§ AIM
Reproduce every entry in full, replacing each occurrence of "candle-body" with "candlestick-body" and keeping everything else unchanged. Leave the pictures out.

§ RECORDS FOR THIS EXERCISE
━━━━

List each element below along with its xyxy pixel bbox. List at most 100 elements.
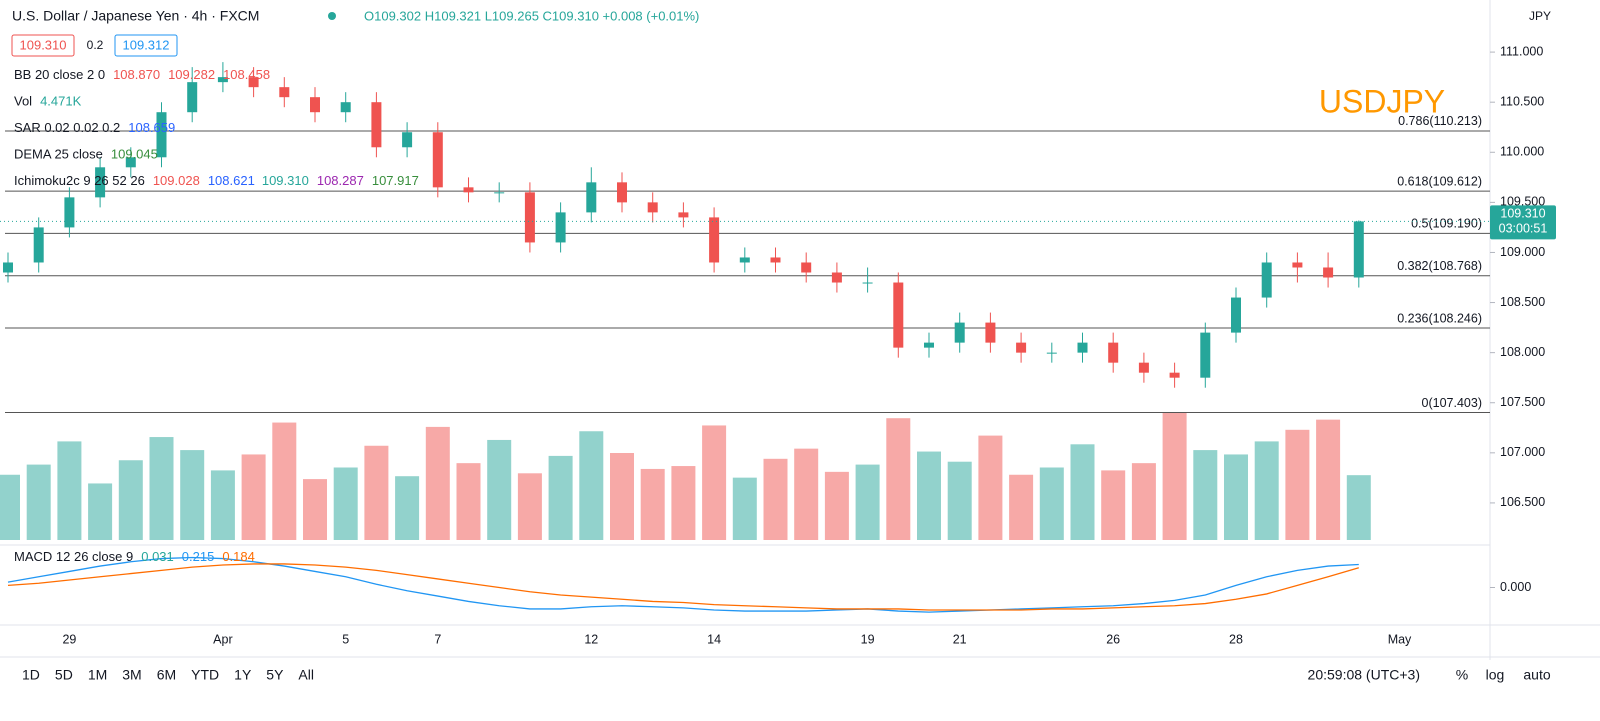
volume-bar bbox=[241, 454, 266, 540]
macd-value: 0.215 bbox=[182, 549, 215, 564]
volume-bar bbox=[456, 463, 481, 540]
ask-box[interactable] bbox=[114, 34, 178, 57]
candle-body bbox=[1169, 372, 1180, 378]
macd-value: 0.031 bbox=[141, 549, 174, 564]
range-button[interactable]: 5Y bbox=[266, 667, 284, 683]
indicator-name: Ichimoku2c 9 26 52 26 bbox=[14, 173, 145, 188]
volume-bar bbox=[794, 448, 819, 540]
x-tick-label: 29 bbox=[62, 632, 76, 646]
candle-body bbox=[33, 227, 44, 263]
x-tick-label: May bbox=[1388, 632, 1412, 646]
indicator-value: 109.028 bbox=[153, 173, 200, 188]
range-button[interactable]: All bbox=[298, 667, 314, 683]
scale-option[interactable]: auto bbox=[1523, 667, 1550, 683]
x-tick-label: 5 bbox=[342, 632, 349, 646]
volume-bar bbox=[702, 425, 727, 540]
scale-option[interactable]: log bbox=[1486, 667, 1505, 683]
y-tick-label: 107.000 bbox=[1500, 445, 1545, 459]
candle-body bbox=[924, 342, 934, 348]
y-tick-label: 107.500 bbox=[1500, 395, 1545, 409]
volume-bar bbox=[1039, 467, 1064, 540]
volume-bar bbox=[886, 418, 911, 540]
volume-bar bbox=[917, 451, 941, 540]
indicator-name: BB 20 close 2 0 bbox=[14, 67, 105, 82]
candle-body bbox=[371, 102, 382, 148]
range-button[interactable]: 1D bbox=[22, 667, 40, 683]
y-tick-label: 110.000 bbox=[1500, 145, 1544, 159]
candle-body bbox=[1231, 297, 1241, 333]
fib-label: 0.236(108.246) bbox=[1397, 311, 1482, 325]
candle-body bbox=[739, 257, 750, 263]
volume-bar bbox=[732, 477, 757, 540]
macd-legend[interactable]: MACD 12 26 close 9 0.031 0.215 0.184 bbox=[14, 549, 255, 564]
indicator-value: 109.282 bbox=[168, 67, 215, 82]
indicator-name: SAR 0.02 0.02 0.2 bbox=[14, 120, 120, 135]
indicator-value: 107.917 bbox=[372, 173, 419, 188]
volume-bar bbox=[1285, 429, 1310, 540]
range-button[interactable]: 5D bbox=[55, 667, 73, 683]
candle-body bbox=[770, 257, 781, 263]
fib-label: 0.786(110.213) bbox=[1398, 114, 1482, 128]
candle-body bbox=[248, 77, 259, 88]
bid[interactable]: 109.310 bbox=[20, 37, 67, 52]
macd-value: 0.184 bbox=[222, 549, 255, 564]
y-tick-label: 109.000 bbox=[1500, 245, 1545, 259]
volume-bar bbox=[671, 466, 696, 540]
scale-option[interactable]: % bbox=[1456, 667, 1468, 683]
indicator-legend[interactable]: SAR 0.02 0.02 0.2 108.659 bbox=[14, 120, 175, 135]
candle-body bbox=[678, 212, 689, 218]
fib-label: 0.5(109.190) bbox=[1411, 217, 1482, 231]
volume-bar bbox=[0, 474, 20, 540]
volume-bar bbox=[824, 471, 849, 540]
x-tick-label: 21 bbox=[953, 632, 967, 646]
indicator-value: 108.287 bbox=[317, 173, 364, 188]
volume-bar bbox=[1070, 444, 1095, 540]
spread: 0.2 bbox=[87, 38, 104, 52]
candle-body bbox=[156, 112, 167, 158]
candle-body bbox=[1138, 362, 1149, 373]
candle-body bbox=[831, 272, 842, 283]
volume-bar bbox=[763, 458, 788, 540]
candle-body bbox=[432, 132, 443, 188]
candle-body bbox=[1046, 352, 1057, 354]
volume-bar bbox=[487, 439, 512, 540]
volume-bar bbox=[517, 473, 542, 540]
volume-bar bbox=[947, 461, 972, 540]
range-button[interactable]: 1M bbox=[88, 667, 107, 683]
candle-body bbox=[95, 167, 106, 198]
range-button[interactable]: 6M bbox=[157, 667, 176, 683]
timezone[interactable]: 20:59:08 (UTC+3) bbox=[1308, 667, 1420, 683]
range-button[interactable]: YTD bbox=[191, 667, 219, 683]
candle-body bbox=[617, 182, 627, 203]
volume-bar bbox=[978, 435, 1003, 540]
ask[interactable]: 109.312 bbox=[123, 37, 170, 52]
volume-bar bbox=[610, 453, 634, 540]
range-button[interactable]: 1Y bbox=[234, 667, 252, 683]
candle-body bbox=[954, 322, 965, 343]
volume-bar bbox=[180, 450, 205, 540]
indicator-legend[interactable]: DEMA 25 close 109.045 bbox=[14, 147, 158, 162]
volume-bar bbox=[1162, 412, 1187, 540]
macd-line bbox=[7, 556, 1359, 613]
indicator-value: 108.870 bbox=[113, 67, 160, 82]
volume-bar bbox=[210, 470, 235, 540]
indicator-legend[interactable]: Ichimoku2c 9 26 52 26 109.028 108.621 109.3… bbox=[14, 173, 419, 188]
candle-body bbox=[310, 97, 320, 113]
candle-body bbox=[64, 197, 75, 228]
ohlc: O109.302 H109.321 L109.265 C109.310 +0.0… bbox=[364, 8, 699, 23]
last-price-tag bbox=[1490, 205, 1556, 240]
volume-bar bbox=[640, 468, 665, 540]
signal-line bbox=[7, 563, 1359, 611]
bid-box[interactable] bbox=[11, 34, 75, 57]
y-tick-label: 111.000 bbox=[1500, 44, 1543, 58]
candle-body bbox=[125, 157, 136, 168]
indicator-legend[interactable]: BB 20 close 2 0 108.870 109.282 108.458 bbox=[14, 67, 270, 82]
candle-body bbox=[1077, 342, 1088, 353]
candle-body bbox=[1353, 221, 1364, 278]
indicator-legend[interactable]: Vol 4.471K bbox=[14, 94, 82, 109]
range-button[interactable]: 3M bbox=[122, 667, 141, 683]
last-price: 109.310 bbox=[1500, 207, 1545, 221]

━━━━

§ WRITTEN ANSWER
List each element below along with its xyxy pixel bbox. List at most 100 elements.
volume-bar bbox=[241, 454, 266, 540]
macd-value: 0.215 bbox=[182, 549, 215, 564]
volume-bar bbox=[456, 463, 481, 540]
ask-box[interactable] bbox=[114, 34, 178, 57]
candlestick-body bbox=[1169, 372, 1180, 378]
macd-value: 0.031 bbox=[141, 549, 174, 564]
range-button[interactable]: 5Y bbox=[266, 667, 284, 683]
indicator-name: Ichimoku2c 9 26 52 26 bbox=[14, 173, 145, 188]
volume-bar bbox=[794, 448, 819, 540]
x-tick-label: 29 bbox=[62, 632, 76, 646]
candlestick-body bbox=[33, 227, 44, 263]
x-tick-label: May bbox=[1388, 632, 1412, 646]
indicator-value: 109.028 bbox=[153, 173, 200, 188]
range-button[interactable]: All bbox=[298, 667, 314, 683]
scale-option[interactable]: auto bbox=[1523, 667, 1550, 683]
x-tick-label: 5 bbox=[342, 632, 349, 646]
volume-bar bbox=[702, 425, 727, 540]
scale-option[interactable]: log bbox=[1486, 667, 1505, 683]
y-tick-label: 107.000 bbox=[1500, 445, 1545, 459]
candlestick-body bbox=[924, 342, 934, 348]
y-tick-label: 107.500 bbox=[1500, 395, 1545, 409]
volume-bar bbox=[1039, 467, 1064, 540]
volume-bar bbox=[886, 418, 911, 540]
volume-bar bbox=[917, 451, 941, 540]
indicator-name: BB 20 close 2 0 bbox=[14, 67, 105, 82]
candlestick-body bbox=[371, 102, 382, 148]
range-button[interactable]: 1D bbox=[22, 667, 40, 683]
y-tick-label: 110.000 bbox=[1500, 145, 1544, 159]
candlestick-body bbox=[1231, 297, 1241, 333]
fib-label: 0.236(108.246) bbox=[1397, 311, 1482, 325]
candlestick-body bbox=[739, 257, 750, 263]
volume-bar bbox=[732, 477, 757, 540]
macd-legend[interactable]: MACD 12 26 close 9 0.031 0.215 0.184 bbox=[14, 549, 255, 564]
indicator-value: 109.282 bbox=[168, 67, 215, 82]
indicator-name: SAR 0.02 0.02 0.2 bbox=[14, 120, 120, 135]
indicator-value: 107.917 bbox=[372, 173, 419, 188]
volume-bar bbox=[1285, 429, 1310, 540]
range-button[interactable]: 5D bbox=[55, 667, 73, 683]
candlestick-body bbox=[770, 257, 781, 263]
fib-label: 0.786(110.213) bbox=[1398, 114, 1482, 128]
candlestick-body bbox=[248, 77, 259, 88]
bid[interactable]: 109.310 bbox=[20, 37, 67, 52]
macd-value: 0.184 bbox=[222, 549, 255, 564]
y-tick-label: 109.000 bbox=[1500, 245, 1545, 259]
volume-bar bbox=[671, 466, 696, 540]
scale-option[interactable]: % bbox=[1456, 667, 1468, 683]
indicator-legend[interactable]: SAR 0.02 0.02 0.2 108.659 bbox=[14, 120, 175, 135]
candlestick-body bbox=[678, 212, 689, 218]
fib-label: 0.5(109.190) bbox=[1411, 217, 1482, 231]
volume-bar bbox=[0, 474, 20, 540]
volume-bar bbox=[824, 471, 849, 540]
x-tick-label: 21 bbox=[953, 632, 967, 646]
indicator-value: 108.287 bbox=[317, 173, 364, 188]
volume-bar bbox=[1070, 444, 1095, 540]
spread: 0.2 bbox=[87, 38, 104, 52]
candlestick-body bbox=[156, 112, 167, 158]
candlestick-body bbox=[1138, 362, 1149, 373]
candlestick-body bbox=[831, 272, 842, 283]
volume-bar bbox=[763, 458, 788, 540]
candlestick-body bbox=[432, 132, 443, 188]
candlestick-body bbox=[1046, 352, 1057, 354]
volume-bar bbox=[487, 439, 512, 540]
volume-bar bbox=[517, 473, 542, 540]
volume-bar bbox=[947, 461, 972, 540]
range-button[interactable]: 1M bbox=[88, 667, 107, 683]
candlestick-body bbox=[95, 167, 106, 198]
range-button[interactable]: 6M bbox=[157, 667, 176, 683]
timezone[interactable]: 20:59:08 (UTC+3) bbox=[1308, 667, 1420, 683]
range-button[interactable]: YTD bbox=[191, 667, 219, 683]
candlestick-body bbox=[617, 182, 627, 203]
volume-bar bbox=[978, 435, 1003, 540]
ask[interactable]: 109.312 bbox=[123, 37, 170, 52]
volume-bar bbox=[610, 453, 634, 540]
range-button[interactable]: 1Y bbox=[234, 667, 252, 683]
candlestick-body bbox=[954, 322, 965, 343]
volume-bar bbox=[180, 450, 205, 540]
indicator-legend[interactable]: DEMA 25 close 109.045 bbox=[14, 147, 158, 162]
volume-bar bbox=[1162, 412, 1187, 540]
macd-line bbox=[7, 556, 1359, 613]
indicator-value: 108.870 bbox=[113, 67, 160, 82]
volume-bar bbox=[210, 470, 235, 540]
indicator-legend[interactable]: Ichimoku2c 9 26 52 26 109.028 108.621 109.3… bbox=[14, 173, 419, 188]
candlestick-body bbox=[310, 97, 320, 113]
candlestick-body bbox=[64, 197, 75, 228]
ohlc: O109.302 H109.321 L109.265 C109.310 +0.0… bbox=[364, 8, 699, 23]
last-price-tag bbox=[1490, 205, 1556, 240]
volume-bar bbox=[640, 468, 665, 540]
signal-line bbox=[7, 563, 1359, 611]
bid-box[interactable] bbox=[11, 34, 75, 57]
y-tick-label: 111.000 bbox=[1500, 44, 1543, 58]
candlestick-body bbox=[125, 157, 136, 168]
indicator-legend[interactable]: BB 20 close 2 0 108.870 109.282 108.458 bbox=[14, 67, 270, 82]
candlestick-body bbox=[1077, 342, 1088, 353]
candlestick-body bbox=[1353, 221, 1364, 278]
indicator-legend[interactable]: Vol 4.471K bbox=[14, 94, 82, 109]
range-button[interactable]: 3M bbox=[122, 667, 141, 683]
last-price: 109.310 bbox=[1500, 207, 1545, 221]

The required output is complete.